## [Page text]
==============================
How to choose "dim =0/1" for softmax or logsoftmax


What are criteria for choosing “dim=0 or 1” for nn.Softmax and nn.LogSoftmax

Usually you would like to normalize the probabilities (log probabilities) in the feature dimension (dim1) and treat the samples in the batch independently (dim0).
If you apply F.softmax(logits, dim=1), the probabilities for each sample will sum to 1:

# 4 samples, 2 output classes
logits = torch.randn(4, 2)
print(F.softmax(logits, dim=1))
> tensor([[0.7869, 0.2131],
        [0.4869, 0.5131],
        [0.2928, 0.7072],
        [0.2506, 0.7494]])

@ptrblck I found PyTorch official example use dim=0 for muiticlass classification. Why it use dim=0 here?
The function is as below:

helper functions

def images_to_probs(net, images):
    Generates predictions and corresponding probabilities from a trained
    network and a list of images
    output = net(images)
    # convert output probabilities to predicted class
    _, preds_tensor = torch.max(output, 1)
    preds = np.squeeze(preds_tensor.numpy())
    return preds, [F.softmax(el, dim=0)[i].item() for i, el in zip(preds, output)]

The posted code snippet iterates output so el won’t have the batch dimension anymore and dim=0 will thus use the “class dimension”.

1 Like
==============================
## [Dataset content]
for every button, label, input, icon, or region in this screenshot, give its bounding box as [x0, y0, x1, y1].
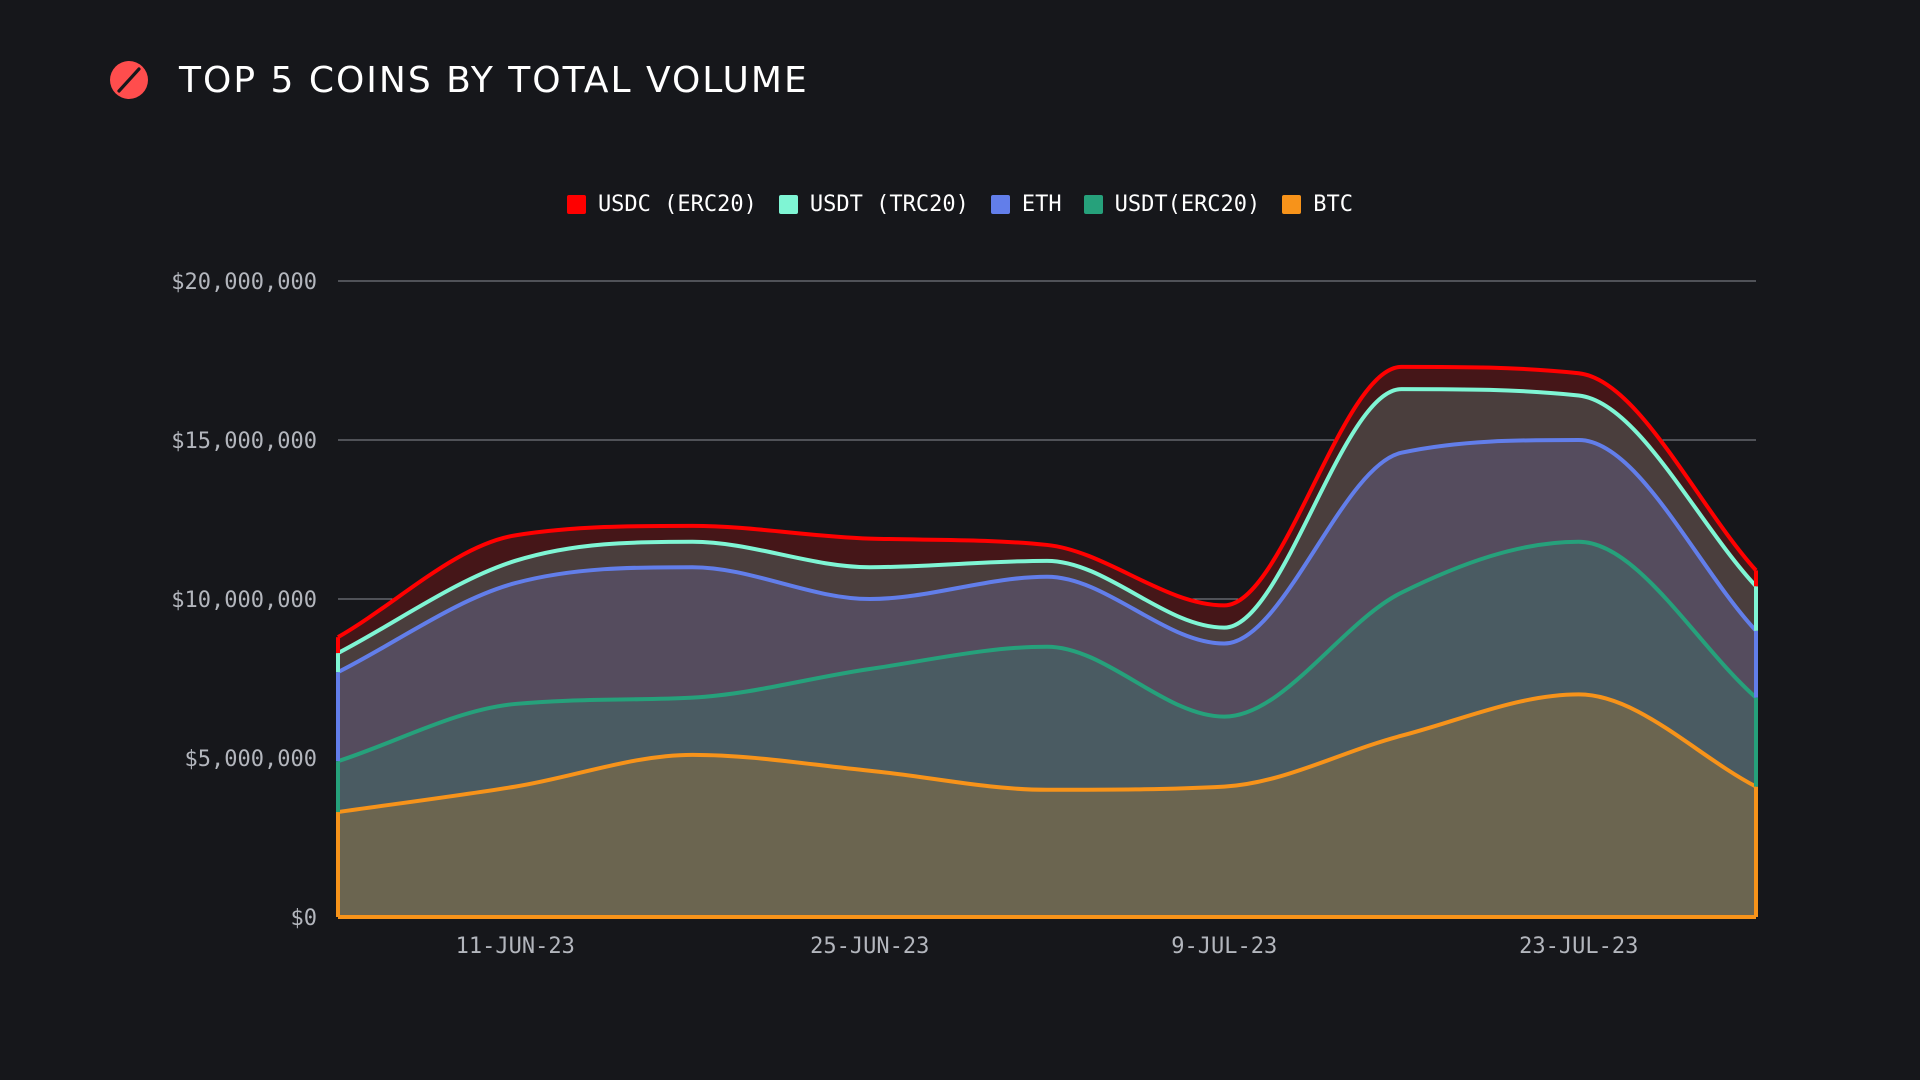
==============================
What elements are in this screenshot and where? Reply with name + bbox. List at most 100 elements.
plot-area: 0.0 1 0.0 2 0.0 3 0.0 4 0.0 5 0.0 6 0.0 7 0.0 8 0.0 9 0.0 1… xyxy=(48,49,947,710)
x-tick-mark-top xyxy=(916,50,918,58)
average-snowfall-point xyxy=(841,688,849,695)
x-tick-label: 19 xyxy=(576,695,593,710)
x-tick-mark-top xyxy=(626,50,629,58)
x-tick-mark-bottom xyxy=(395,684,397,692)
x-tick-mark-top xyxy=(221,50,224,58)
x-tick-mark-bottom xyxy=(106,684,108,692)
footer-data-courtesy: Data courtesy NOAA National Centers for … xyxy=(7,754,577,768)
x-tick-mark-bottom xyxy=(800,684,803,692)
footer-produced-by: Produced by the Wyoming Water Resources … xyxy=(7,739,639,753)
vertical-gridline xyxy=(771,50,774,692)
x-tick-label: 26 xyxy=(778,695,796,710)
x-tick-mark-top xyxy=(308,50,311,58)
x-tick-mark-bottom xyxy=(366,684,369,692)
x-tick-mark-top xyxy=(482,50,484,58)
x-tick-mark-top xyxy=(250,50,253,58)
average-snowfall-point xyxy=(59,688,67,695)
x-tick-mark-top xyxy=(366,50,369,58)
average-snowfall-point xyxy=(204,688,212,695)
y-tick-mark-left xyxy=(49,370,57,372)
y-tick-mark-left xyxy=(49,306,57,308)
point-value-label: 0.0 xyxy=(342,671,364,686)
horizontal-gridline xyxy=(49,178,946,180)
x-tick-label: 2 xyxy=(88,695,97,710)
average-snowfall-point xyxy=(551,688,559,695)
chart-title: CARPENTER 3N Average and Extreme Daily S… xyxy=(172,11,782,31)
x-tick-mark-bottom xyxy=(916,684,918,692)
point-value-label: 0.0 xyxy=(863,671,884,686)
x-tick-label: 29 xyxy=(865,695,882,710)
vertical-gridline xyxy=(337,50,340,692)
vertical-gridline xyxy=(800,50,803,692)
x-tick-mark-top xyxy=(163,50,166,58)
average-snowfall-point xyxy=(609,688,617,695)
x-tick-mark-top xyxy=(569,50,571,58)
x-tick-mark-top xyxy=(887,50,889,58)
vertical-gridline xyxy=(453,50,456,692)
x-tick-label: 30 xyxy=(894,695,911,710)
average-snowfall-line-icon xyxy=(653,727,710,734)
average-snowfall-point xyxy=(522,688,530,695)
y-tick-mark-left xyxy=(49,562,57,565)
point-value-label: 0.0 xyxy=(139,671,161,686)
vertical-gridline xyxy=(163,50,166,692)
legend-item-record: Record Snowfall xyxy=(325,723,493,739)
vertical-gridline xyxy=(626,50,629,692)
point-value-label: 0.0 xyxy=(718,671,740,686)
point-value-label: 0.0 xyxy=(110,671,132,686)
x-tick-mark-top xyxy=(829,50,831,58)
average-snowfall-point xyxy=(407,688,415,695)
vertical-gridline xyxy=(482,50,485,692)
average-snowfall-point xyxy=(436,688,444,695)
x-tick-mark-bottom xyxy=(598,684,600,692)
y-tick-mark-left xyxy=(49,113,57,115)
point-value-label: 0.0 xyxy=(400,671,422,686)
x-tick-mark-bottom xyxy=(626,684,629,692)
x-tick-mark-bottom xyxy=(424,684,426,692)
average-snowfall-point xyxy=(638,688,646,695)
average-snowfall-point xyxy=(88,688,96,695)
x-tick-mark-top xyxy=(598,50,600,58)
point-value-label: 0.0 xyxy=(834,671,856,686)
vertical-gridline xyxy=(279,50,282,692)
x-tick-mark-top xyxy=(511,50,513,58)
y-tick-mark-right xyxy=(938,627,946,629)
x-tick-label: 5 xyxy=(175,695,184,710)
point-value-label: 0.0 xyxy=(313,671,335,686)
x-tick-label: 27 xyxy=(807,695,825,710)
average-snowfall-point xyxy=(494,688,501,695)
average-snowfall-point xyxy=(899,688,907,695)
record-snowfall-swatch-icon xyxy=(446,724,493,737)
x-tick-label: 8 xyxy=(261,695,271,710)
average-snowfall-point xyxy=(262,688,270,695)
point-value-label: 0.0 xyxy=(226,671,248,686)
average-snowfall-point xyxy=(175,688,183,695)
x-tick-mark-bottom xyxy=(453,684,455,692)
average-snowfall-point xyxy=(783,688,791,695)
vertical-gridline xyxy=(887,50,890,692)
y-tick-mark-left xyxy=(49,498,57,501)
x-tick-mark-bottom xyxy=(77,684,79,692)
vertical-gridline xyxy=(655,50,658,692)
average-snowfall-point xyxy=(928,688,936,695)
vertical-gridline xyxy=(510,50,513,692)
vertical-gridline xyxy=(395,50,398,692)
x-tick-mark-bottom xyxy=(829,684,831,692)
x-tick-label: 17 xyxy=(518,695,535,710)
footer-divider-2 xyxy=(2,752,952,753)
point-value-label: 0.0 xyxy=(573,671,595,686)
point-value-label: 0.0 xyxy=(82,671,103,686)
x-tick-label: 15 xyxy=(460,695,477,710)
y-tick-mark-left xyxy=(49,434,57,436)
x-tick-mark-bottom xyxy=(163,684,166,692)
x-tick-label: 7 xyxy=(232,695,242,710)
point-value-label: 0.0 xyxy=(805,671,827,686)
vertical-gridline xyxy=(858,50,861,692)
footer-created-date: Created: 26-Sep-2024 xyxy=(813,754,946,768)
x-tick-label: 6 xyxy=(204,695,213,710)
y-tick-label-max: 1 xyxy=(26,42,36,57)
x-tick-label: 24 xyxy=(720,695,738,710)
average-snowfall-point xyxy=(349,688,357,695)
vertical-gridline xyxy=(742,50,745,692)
==============================
## [Work to do]
Quote the full thread about choosing the softmax dimension word for word, from its title through the line of likes. Use only the thread about choosing the softmax dimension when working with these records.

## [Full output]
How to choose "dim =0/1" for softmax or logsoftmax


What are criteria for choosing “dim=0 or 1” for nn.Softmax and nn.LogSoftmax

Usually you would like to normalize the probabilities (log probabilities) in the feature dimension (dim1) and treat the samples in the batch independently (dim0).
If you apply F.softmax(logits, dim=1), the probabilities for each sample will sum to 1:

# 4 samples, 2 output classes
logits = torch.randn(4, 2)
print(F.softmax(logits, dim=1))
> tensor([[0.7869, 0.2131],
        [0.4869, 0.5131],
        [0.2928, 0.7072],
        [0.2506, 0.7494]])

@ptrblck I found PyTorch official example use dim=0 for muiticlass classification. Why it use dim=0 here?
The function is as below:

helper functions

def images_to_probs(net, images):
    Generates predictions and corresponding probabilities from a trained
    network and a list of images
    output = net(images)
    # convert output probabilities to predicted class
    _, preds_tensor = torch.max(output, 1)
    preds = np.squeeze(preds_tensor.numpy())
    return preds, [F.softmax(el, dim=0)[i].item() for i, el in zip(preds, output)]

The posted code snippet iterates output so el won’t have the batch dimension anymore and dim=0 will thus use the “class dimension”.

1 Like